Marketing analytics platforms (Anodot, Avora, MetricInsights, Pyramid Analytics, Glassbox)
$1,000 to $200,000+ per month
Subscription is locked inside the platform. Most operators have signals coming from outside the platform.
In-house event-streaming engineering
$140,000 to $240,000 per year per engineer, plus four to twelve weeks per integration
Custom plumbing per agent. Permanent maintenance.
Build it in-house
Slack channels and Zapier webhooks
Falls apart past five sources.
What changes when this is an agent skill
Every marketing alert from every source you connect routes to the right subscribers. Marketing-ops sees the consolidated stream of everything that matters. The reviews team sees only the reviews and Google Business signals for the locations they manage. The SEO team sees only the rank and GBP signals they need. Each franchisee sees only their own location. Each brand sees only their own brand. Compliance-sensitive signals — HIPAA, GDPR, California consumer-data — get gated to the right compliance reviewer. The subscription sits inside the rest of the alerting work, so deduplication, correlation, and false-positive suppression all apply before a signal reaches a subscriber. Multi-banner operators see subscription routing across banners with each banner's signals isolated. Every subscription event and every delivered signal is preserved with timestamp, agent, signal type, recipient, and delivery status — so when a vendor SLA review or audit asks about a specific signal, the answer is on file. Confluent, Pulsar, and AWS EventBridge remain useful as the underlying event-streaming layer. PagerDuty, BigPanda, and Opsgenie remain useful for IT incidents. Anodot and Avora remain useful inside their own platforms. This is the marketing-aware subscription layer that sits across them.

### What is expected
According to the text on marketing alert subscriptions, what details are preserved with every subscription event and delivered signal? List them all. The entries that follow come from a different source than the text above.

### Listed entries

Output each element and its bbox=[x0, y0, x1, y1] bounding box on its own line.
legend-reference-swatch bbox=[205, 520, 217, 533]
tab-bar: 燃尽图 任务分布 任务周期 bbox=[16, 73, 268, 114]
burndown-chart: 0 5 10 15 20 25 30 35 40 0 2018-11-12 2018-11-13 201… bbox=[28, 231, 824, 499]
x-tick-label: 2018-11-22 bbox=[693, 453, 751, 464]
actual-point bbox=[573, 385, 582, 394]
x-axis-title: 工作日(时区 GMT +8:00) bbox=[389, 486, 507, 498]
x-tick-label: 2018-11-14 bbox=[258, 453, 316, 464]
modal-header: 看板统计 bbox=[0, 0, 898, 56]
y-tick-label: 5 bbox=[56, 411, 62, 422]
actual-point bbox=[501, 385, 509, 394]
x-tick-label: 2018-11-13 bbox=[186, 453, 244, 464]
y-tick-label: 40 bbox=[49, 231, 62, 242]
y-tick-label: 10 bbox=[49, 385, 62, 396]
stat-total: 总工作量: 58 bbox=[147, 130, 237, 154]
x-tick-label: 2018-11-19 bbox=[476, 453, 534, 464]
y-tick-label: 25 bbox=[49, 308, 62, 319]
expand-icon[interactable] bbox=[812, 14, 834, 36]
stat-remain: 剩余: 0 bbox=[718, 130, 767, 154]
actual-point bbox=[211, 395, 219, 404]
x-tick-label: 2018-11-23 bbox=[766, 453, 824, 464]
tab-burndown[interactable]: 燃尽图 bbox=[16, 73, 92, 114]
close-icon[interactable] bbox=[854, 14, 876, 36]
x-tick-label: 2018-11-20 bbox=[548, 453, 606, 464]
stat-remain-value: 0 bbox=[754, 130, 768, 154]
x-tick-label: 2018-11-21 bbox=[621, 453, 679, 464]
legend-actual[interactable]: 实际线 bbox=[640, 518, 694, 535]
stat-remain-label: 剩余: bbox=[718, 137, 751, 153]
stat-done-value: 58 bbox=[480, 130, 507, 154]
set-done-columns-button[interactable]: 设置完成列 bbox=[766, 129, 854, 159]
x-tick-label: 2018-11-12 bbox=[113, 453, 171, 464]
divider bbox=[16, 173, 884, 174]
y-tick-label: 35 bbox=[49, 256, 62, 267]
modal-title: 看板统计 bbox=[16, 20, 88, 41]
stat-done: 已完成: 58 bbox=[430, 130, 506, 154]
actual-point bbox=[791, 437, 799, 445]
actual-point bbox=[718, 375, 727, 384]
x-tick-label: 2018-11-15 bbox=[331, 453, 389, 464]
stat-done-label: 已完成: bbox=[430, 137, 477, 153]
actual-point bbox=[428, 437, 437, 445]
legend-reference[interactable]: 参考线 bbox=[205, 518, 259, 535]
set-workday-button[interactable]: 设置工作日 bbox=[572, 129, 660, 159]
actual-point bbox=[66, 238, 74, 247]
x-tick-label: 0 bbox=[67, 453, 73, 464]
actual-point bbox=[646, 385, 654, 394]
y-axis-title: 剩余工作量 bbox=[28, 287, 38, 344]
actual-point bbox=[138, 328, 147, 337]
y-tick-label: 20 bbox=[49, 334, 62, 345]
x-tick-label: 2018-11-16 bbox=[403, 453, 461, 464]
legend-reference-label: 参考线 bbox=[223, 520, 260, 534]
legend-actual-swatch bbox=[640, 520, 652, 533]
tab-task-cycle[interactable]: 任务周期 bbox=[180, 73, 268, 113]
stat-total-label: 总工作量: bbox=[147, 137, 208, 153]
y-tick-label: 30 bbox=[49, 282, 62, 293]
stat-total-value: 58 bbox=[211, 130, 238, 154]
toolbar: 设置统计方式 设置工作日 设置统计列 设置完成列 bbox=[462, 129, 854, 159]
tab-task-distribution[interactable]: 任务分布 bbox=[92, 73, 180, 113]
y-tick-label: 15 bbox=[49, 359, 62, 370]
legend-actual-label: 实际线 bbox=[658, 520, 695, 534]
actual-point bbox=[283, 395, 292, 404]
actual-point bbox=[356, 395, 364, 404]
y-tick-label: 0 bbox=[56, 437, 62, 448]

### Solution
timestamp, agent, signal type, recipient, delivery status